OBJECTIVE >> Examine the records and identify each line that includes the string "Jahr". Copy those lines.

RECORDS TO PROCESS >>
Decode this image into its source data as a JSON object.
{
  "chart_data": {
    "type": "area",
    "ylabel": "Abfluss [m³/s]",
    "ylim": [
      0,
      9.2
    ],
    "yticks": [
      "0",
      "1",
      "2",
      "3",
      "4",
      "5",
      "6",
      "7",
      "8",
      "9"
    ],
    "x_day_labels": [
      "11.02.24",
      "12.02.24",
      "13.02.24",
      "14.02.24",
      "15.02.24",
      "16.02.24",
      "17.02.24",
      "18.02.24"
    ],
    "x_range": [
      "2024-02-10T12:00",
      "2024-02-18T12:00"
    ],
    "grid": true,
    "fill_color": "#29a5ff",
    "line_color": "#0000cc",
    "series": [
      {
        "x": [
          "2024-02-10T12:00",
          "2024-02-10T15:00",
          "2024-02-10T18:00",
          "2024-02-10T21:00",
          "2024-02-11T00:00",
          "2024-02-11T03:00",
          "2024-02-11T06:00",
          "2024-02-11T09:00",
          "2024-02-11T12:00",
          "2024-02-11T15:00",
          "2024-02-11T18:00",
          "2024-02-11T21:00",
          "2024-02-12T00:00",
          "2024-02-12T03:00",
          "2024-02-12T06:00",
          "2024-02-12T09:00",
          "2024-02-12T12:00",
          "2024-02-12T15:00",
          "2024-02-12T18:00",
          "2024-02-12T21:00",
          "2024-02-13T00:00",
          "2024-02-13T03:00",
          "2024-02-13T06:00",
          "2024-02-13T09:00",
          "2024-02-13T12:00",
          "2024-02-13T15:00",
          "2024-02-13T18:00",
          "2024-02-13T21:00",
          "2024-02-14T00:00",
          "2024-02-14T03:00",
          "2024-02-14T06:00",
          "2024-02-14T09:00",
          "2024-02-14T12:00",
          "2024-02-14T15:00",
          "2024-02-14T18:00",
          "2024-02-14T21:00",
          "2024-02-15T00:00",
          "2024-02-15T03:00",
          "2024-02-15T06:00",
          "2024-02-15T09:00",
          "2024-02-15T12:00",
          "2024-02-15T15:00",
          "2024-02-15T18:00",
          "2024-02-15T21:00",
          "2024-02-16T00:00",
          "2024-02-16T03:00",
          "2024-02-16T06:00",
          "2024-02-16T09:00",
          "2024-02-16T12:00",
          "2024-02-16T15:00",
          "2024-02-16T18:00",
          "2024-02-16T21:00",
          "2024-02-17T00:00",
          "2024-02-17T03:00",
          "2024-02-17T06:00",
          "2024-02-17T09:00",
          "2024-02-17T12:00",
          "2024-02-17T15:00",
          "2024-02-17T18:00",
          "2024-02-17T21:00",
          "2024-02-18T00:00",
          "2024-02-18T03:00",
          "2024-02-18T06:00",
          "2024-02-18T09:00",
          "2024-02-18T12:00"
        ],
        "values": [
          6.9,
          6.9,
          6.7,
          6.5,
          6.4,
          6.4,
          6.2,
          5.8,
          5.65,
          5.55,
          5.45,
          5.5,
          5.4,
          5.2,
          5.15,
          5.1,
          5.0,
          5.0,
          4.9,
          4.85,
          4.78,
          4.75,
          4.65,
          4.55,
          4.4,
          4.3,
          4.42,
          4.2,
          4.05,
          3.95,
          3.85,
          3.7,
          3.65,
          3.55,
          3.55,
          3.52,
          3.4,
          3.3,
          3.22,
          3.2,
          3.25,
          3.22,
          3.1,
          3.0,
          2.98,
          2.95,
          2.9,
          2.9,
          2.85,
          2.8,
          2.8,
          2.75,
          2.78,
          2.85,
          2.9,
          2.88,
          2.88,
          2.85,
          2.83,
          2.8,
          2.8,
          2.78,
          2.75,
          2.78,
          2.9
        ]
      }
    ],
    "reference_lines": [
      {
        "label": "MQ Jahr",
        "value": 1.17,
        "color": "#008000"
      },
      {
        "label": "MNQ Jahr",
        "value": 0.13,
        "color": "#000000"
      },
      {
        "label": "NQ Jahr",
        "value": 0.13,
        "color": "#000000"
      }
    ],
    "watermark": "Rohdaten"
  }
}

EXERCISE SOLUTION >>
        "label": "MQ Jahr",
        "label": "MNQ Jahr",
        "label": "NQ Jahr",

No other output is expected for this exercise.